# THE REQUEST
Reproduce the records below exactly as they appear.

# DATA FOR THIS TASK
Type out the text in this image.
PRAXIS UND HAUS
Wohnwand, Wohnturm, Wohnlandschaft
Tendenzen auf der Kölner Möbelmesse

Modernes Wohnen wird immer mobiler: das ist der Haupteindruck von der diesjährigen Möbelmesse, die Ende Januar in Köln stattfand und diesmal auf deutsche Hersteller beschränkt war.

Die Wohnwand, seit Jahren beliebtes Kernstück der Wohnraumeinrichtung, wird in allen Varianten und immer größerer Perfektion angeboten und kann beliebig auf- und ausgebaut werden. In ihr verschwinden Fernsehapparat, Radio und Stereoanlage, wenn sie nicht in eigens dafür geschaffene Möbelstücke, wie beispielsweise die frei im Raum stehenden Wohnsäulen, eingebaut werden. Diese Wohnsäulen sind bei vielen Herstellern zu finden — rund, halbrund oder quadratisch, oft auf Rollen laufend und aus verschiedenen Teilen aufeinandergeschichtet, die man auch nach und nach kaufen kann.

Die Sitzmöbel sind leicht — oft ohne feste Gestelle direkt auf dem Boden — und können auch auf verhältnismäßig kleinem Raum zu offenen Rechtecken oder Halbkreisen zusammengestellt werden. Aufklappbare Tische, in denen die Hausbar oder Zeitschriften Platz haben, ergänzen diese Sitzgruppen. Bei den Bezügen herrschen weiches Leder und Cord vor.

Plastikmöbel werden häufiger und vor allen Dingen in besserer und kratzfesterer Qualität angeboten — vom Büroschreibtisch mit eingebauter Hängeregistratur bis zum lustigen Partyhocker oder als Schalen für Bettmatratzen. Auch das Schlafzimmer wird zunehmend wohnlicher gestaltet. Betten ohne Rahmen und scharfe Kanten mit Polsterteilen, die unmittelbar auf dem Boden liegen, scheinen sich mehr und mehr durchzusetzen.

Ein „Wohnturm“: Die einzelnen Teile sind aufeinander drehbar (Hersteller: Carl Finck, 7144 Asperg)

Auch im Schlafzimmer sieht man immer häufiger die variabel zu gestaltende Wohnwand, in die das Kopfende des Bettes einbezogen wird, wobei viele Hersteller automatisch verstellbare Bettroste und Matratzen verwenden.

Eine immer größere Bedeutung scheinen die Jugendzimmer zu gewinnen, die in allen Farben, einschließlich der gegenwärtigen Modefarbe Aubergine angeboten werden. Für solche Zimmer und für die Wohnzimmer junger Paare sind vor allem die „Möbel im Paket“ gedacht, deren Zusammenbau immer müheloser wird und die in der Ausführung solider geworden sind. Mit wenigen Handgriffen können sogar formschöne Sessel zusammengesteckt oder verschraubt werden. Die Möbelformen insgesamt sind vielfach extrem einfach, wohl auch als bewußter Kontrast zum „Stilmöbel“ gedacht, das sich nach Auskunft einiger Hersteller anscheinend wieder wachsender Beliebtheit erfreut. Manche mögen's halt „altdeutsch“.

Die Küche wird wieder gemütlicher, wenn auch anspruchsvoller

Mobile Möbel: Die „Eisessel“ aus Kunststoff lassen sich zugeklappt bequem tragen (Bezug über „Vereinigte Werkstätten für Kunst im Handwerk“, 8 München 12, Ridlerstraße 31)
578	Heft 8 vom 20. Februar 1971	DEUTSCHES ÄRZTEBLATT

# SOLUTION TO THE EXERCISE
Type out the text in this image.
PRAXIS UND HAUS
Wohnwand, Wohnturm, Wohnlandschaft
Tendenzen auf der Kölner Möbelmesse

Modernes Wohnen wird immer mobiler: das ist der Haupteindruck von der diesjährigen Möbelmesse, die Ende Januar in Köln stattfand und diesmal auf deutsche Hersteller beschränkt war.

Die Wohnwand, seit Jahren beliebtes Kernstück der Wohnraumeinrichtung, wird in allen Varianten und immer größerer Perfektion angeboten und kann beliebig auf- und ausgebaut werden. In ihr verschwinden Fernsehapparat, Radio und Stereoanlage, wenn sie nicht in eigens dafür geschaffene Möbelstücke, wie beispielsweise die frei im Raum stehenden Wohnsäulen, eingebaut werden. Diese Wohnsäulen sind bei vielen Herstellern zu finden — rund, halbrund oder quadratisch, oft auf Rollen laufend und aus verschiedenen Teilen aufeinandergeschichtet, die man auch nach und nach kaufen kann.

Die Sitzmöbel sind leicht — oft ohne feste Gestelle direkt auf dem Boden — und können auch auf verhältnismäßig kleinem Raum zu offenen Rechtecken oder Halbkreisen zusammengestellt werden. Aufklappbare Tische, in denen die Hausbar oder Zeitschriften Platz haben, ergänzen diese Sitzgruppen. Bei den Bezügen herrschen weiches Leder und Cord vor.

Plastikmöbel werden häufiger und vor allen Dingen in besserer und kratzfesterer Qualität angeboten — vom Büroschreibtisch mit eingebauter Hängeregistratur bis zum lustigen Partyhocker oder als Schalen für Bettmatratzen. Auch das Schlafzimmer wird zunehmend wohnlicher gestaltet. Betten ohne Rahmen und scharfe Kanten mit Polsterteilen, die unmittelbar auf dem Boden liegen, scheinen sich mehr und mehr durchzusetzen.

Ein „Wohnturm“: Die einzelnen Teile sind aufeinander drehbar (Hersteller: Carl Finck, 7144 Asperg)

Auch im Schlafzimmer sieht man immer häufiger die variabel zu gestaltende Wohnwand, in die das Kopfende des Bettes einbezogen wird, wobei viele Hersteller automatisch verstellbare Bettroste und Matratzen verwenden.

Eine immer größere Bedeutung scheinen die Jugendzimmer zu gewinnen, die in allen Farben, einschließlich der gegenwärtigen Modefarbe Aubergine angeboten werden. Für solche Zimmer und für die Wohnzimmer junger Paare sind vor allem die „Möbel im Paket“ gedacht, deren Zusammenbau immer müheloser wird und die in der Ausführung solider geworden sind. Mit wenigen Handgriffen können sogar formschöne Sessel zusammengesteckt oder verschraubt werden. Die Möbelformen insgesamt sind vielfach extrem einfach, wohl auch als bewußter Kontrast zum „Stilmöbel“ gedacht, das sich nach Auskunft einiger Hersteller anscheinend wieder wachsender Beliebtheit erfreut. Manche mögen's halt „altdeutsch“.

Die Küche wird wieder gemütlicher, wenn auch anspruchsvoller

Mobile Möbel: Die „Eisessel“ aus Kunststoff lassen sich zugeklappt bequem tragen (Bezug über „Vereinigte Werkstätten für Kunst im Handwerk“, 8 München 12, Ridlerstraße 31)
578	Heft 8 vom 20. Februar 1971	DEUTSCHES ÄRZTEBLATT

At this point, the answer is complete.